[Stored records]
▼▼▼
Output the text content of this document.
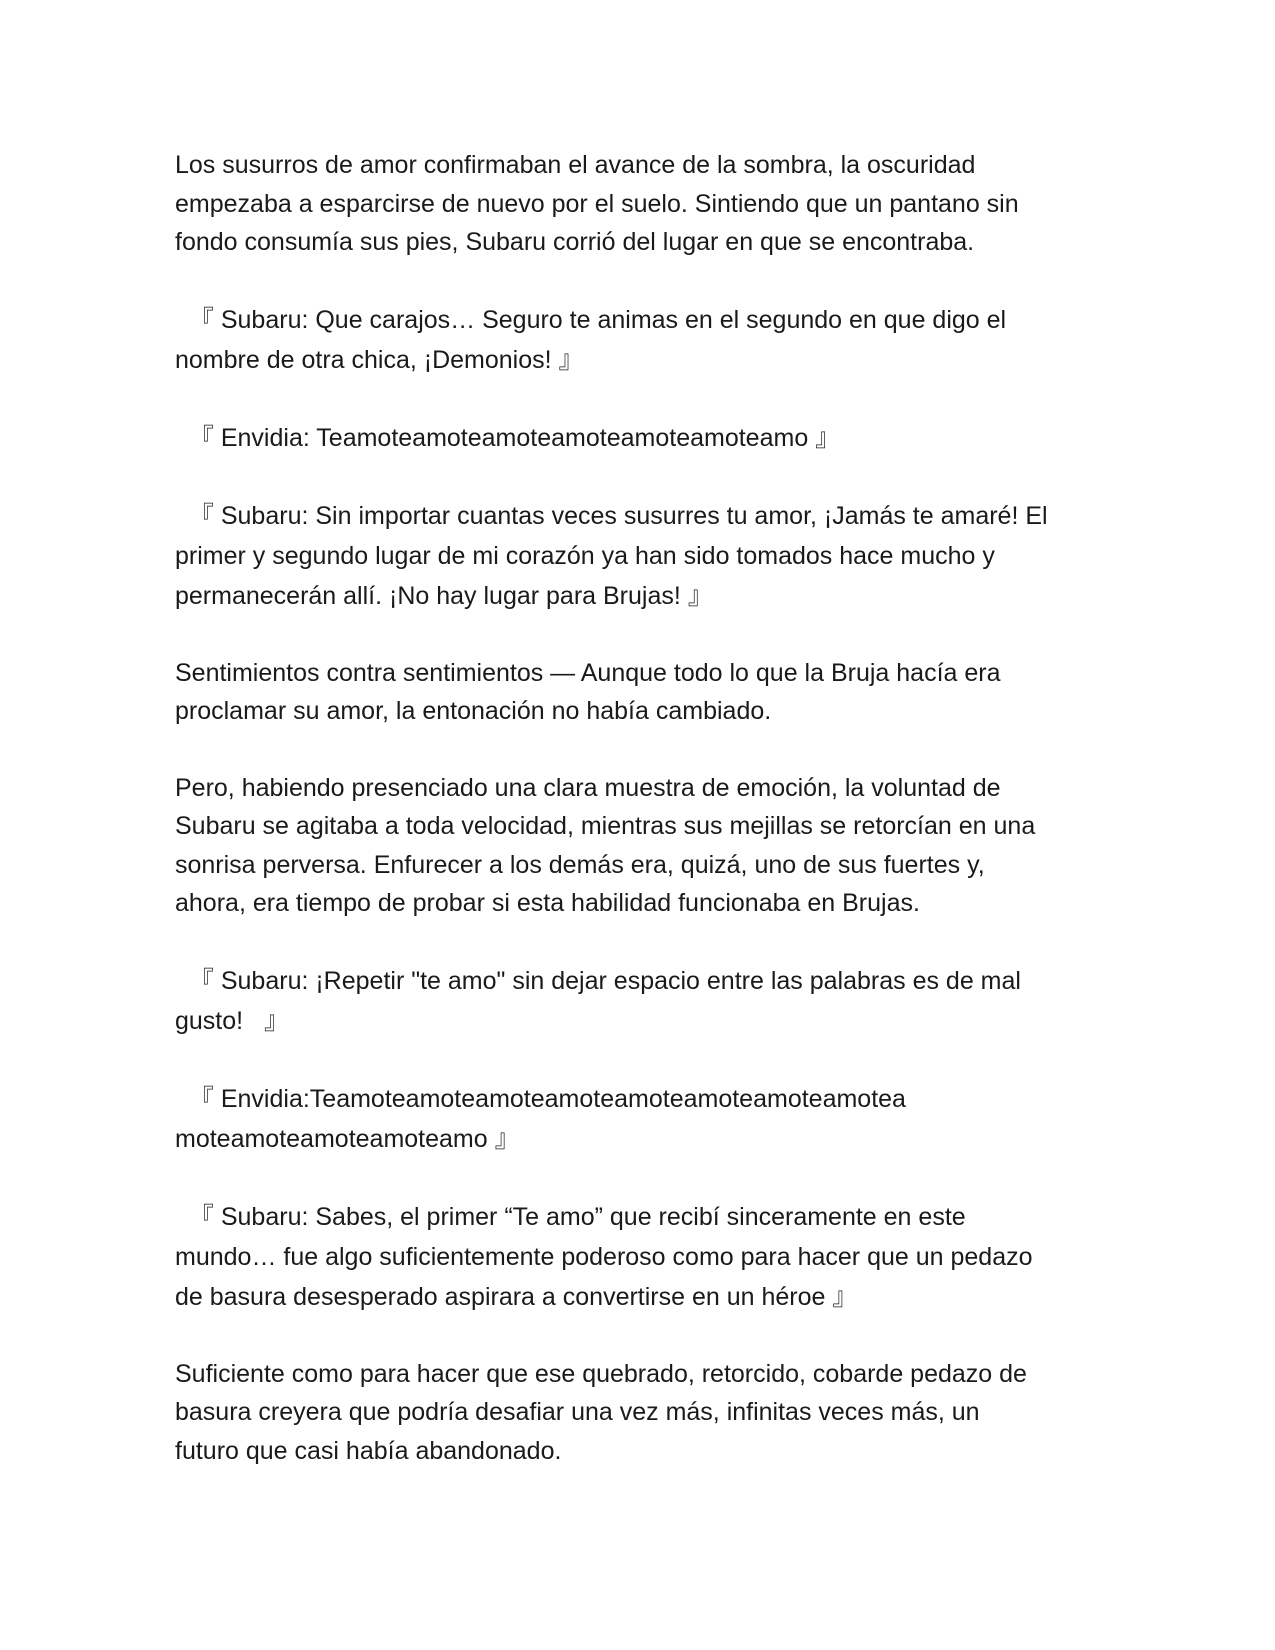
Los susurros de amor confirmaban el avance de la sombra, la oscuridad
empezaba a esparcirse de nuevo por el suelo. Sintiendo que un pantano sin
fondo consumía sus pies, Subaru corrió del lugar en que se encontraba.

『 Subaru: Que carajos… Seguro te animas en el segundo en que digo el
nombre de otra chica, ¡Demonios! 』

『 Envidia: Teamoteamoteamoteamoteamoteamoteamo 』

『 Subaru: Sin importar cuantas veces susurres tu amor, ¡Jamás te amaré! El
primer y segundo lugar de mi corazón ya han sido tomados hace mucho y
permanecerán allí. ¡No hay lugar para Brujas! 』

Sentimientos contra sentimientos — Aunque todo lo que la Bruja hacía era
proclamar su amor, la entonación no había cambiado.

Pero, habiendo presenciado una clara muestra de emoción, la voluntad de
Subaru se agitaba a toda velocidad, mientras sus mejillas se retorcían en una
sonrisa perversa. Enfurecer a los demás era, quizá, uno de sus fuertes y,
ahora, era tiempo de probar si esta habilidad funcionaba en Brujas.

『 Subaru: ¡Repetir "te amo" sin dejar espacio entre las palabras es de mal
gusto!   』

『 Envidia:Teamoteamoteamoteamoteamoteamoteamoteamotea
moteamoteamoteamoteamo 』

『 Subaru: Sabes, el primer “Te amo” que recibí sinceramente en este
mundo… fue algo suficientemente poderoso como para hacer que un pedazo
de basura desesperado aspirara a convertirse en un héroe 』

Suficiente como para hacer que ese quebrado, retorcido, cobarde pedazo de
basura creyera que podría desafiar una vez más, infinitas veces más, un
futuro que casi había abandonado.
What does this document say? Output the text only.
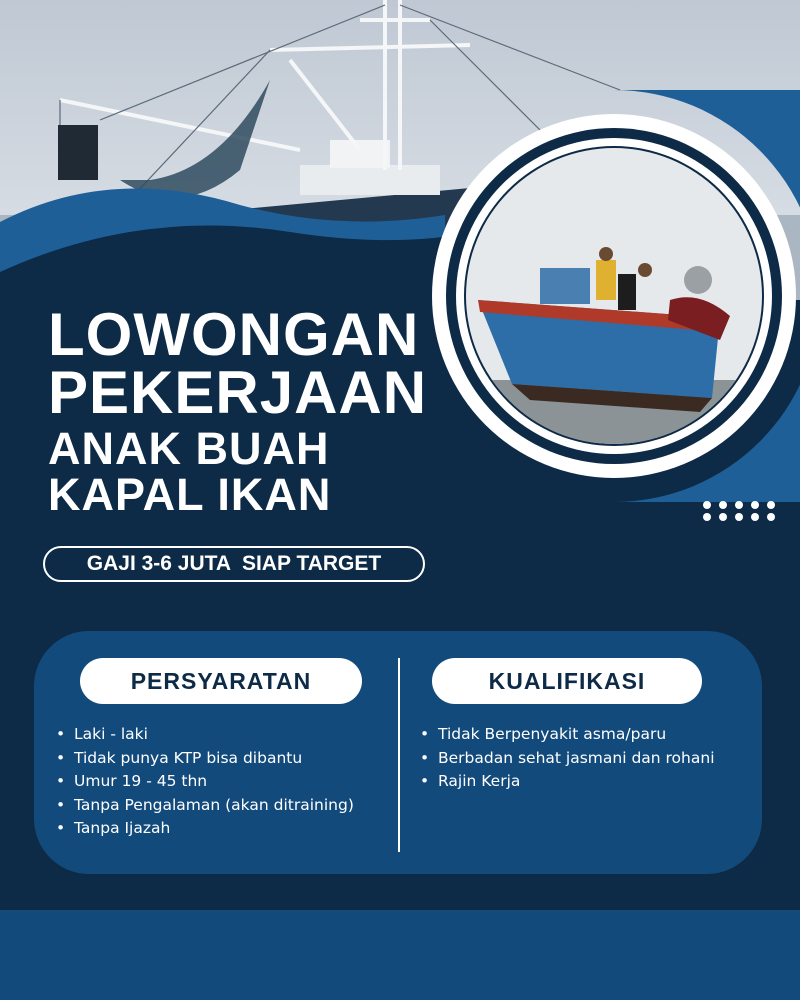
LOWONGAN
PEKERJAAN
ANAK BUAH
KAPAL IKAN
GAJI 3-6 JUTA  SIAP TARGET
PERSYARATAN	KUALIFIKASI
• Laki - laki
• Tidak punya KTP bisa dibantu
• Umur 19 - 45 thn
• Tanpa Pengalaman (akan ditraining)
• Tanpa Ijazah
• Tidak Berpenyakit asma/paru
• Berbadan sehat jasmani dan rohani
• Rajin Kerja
▲▲▲
▼▼▼
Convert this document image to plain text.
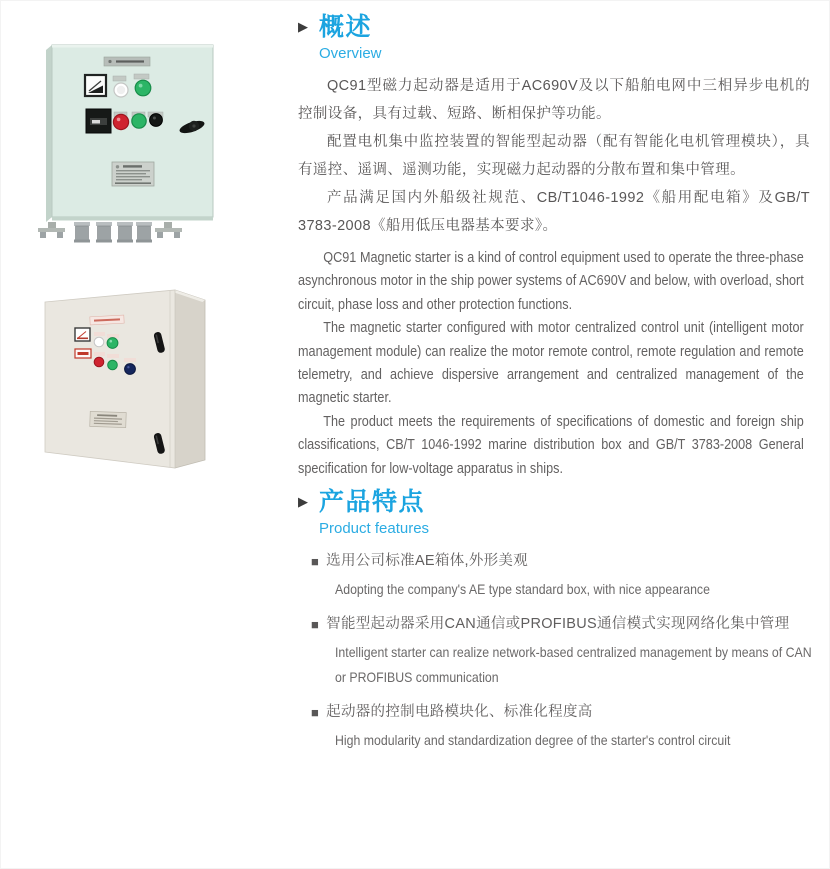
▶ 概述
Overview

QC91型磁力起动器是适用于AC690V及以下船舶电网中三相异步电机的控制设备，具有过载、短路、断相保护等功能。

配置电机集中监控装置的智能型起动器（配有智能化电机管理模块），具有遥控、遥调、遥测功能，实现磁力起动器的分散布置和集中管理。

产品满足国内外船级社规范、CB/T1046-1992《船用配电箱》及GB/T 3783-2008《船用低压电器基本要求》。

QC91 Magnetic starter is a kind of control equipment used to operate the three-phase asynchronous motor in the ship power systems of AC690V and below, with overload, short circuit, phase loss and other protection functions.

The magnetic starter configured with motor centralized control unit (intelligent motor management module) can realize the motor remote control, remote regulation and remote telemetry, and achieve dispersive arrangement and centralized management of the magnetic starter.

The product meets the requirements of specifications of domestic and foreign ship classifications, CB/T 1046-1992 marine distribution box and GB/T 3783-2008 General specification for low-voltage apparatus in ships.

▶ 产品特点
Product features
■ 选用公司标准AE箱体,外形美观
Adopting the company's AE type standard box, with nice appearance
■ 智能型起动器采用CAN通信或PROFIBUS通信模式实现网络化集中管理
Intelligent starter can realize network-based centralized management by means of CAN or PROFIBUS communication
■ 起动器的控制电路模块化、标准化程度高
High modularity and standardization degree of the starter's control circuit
▲▲▲
YOUR OBJECTIVE:
Counting only lines of the data above that hold "amor", report the total and nothing else.

ANSWER FOR THIS EXERCISE:
3